Short problem:
Pull out every line of the records that contains the string "marker". Case counts.

========

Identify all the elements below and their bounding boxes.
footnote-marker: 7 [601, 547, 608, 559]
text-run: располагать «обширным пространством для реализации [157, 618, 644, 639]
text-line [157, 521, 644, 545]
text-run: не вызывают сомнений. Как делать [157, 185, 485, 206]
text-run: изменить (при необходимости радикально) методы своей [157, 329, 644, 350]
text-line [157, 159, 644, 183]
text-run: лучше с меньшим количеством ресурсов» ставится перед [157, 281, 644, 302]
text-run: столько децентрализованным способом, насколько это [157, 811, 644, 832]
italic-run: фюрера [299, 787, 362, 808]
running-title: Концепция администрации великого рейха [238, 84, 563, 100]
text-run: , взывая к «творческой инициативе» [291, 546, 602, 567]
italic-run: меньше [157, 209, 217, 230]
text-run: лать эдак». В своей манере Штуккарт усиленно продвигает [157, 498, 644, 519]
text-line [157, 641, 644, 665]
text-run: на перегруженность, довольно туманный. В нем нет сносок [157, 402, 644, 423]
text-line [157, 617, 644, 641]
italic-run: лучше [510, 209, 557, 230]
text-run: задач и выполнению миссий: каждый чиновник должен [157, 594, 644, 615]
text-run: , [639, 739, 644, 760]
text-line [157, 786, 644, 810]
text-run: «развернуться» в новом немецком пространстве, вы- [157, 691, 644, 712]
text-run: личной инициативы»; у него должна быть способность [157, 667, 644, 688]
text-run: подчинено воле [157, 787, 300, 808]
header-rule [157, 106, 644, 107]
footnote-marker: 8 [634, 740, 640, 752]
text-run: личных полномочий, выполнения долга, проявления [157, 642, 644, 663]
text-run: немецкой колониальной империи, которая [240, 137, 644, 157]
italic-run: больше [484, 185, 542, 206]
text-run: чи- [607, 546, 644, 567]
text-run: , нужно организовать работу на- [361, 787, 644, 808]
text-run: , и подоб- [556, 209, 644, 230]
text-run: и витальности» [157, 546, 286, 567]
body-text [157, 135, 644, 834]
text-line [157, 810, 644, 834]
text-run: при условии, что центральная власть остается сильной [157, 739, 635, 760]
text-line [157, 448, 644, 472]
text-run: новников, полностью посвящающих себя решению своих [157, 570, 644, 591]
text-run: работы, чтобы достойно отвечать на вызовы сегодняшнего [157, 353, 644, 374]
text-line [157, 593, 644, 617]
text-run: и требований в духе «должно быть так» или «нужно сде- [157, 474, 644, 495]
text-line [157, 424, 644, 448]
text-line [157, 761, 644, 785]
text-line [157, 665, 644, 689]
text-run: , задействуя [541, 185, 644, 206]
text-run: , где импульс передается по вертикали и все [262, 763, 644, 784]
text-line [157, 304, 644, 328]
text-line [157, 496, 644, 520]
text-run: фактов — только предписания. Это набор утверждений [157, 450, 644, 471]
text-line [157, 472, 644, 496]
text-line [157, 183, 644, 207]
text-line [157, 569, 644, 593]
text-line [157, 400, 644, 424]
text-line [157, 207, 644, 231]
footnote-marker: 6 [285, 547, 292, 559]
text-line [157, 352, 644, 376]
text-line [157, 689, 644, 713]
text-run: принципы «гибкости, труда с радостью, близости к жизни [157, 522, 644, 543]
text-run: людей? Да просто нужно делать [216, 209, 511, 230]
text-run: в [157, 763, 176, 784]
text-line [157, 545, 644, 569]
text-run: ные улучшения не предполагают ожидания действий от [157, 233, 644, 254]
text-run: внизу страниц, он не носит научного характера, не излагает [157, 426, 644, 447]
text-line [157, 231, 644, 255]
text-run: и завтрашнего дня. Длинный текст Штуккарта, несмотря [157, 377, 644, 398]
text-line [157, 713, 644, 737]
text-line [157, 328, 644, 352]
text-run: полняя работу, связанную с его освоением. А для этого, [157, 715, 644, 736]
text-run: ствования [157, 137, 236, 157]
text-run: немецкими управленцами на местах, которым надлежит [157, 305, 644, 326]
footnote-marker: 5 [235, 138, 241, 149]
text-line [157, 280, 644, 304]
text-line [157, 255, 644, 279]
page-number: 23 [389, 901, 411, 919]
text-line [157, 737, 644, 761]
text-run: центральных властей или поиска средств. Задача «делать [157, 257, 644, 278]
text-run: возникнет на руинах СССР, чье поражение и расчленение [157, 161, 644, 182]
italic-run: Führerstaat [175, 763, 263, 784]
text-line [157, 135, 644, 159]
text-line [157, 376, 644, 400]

========

Response to this exercise:
footnote-marker: 7 [601, 547, 608, 559]
footnote-marker: 8 [634, 740, 640, 752]
footnote-marker: 6 [285, 547, 292, 559]
footnote-marker: 5 [235, 138, 241, 149]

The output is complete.